### Instructions to follow
Copy out each line containing "árszint" from the entries below.
◆ ◆ ◆ ◆ ◆
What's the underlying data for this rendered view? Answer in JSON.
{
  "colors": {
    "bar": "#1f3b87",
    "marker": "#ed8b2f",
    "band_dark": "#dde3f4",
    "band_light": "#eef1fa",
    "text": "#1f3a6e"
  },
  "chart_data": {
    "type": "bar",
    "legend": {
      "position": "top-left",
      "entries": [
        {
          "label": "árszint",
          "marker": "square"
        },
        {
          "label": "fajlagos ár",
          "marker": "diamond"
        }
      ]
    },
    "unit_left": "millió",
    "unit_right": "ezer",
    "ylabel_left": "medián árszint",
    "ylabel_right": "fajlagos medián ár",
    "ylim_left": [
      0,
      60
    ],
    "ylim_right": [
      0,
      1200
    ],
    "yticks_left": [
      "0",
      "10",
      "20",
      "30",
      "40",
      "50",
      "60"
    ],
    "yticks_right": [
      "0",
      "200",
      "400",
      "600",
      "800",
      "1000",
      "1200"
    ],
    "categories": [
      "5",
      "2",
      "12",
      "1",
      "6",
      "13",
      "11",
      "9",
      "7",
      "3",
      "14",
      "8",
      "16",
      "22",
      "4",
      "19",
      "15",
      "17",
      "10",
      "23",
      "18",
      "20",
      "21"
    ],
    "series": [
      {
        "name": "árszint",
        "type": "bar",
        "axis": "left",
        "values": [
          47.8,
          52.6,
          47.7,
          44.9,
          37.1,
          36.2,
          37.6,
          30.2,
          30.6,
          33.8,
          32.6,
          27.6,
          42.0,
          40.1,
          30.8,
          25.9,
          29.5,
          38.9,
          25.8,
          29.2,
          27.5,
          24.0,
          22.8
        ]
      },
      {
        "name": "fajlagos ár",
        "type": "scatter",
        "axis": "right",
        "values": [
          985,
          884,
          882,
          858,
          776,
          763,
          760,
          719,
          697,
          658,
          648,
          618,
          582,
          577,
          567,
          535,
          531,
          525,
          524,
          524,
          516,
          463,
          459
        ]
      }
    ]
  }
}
◆ ◆ ◆ ◆ ◆
### Solution to this task
          "label": "árszint",
    "ylabel_left": "medián árszint",
        "name": "árszint",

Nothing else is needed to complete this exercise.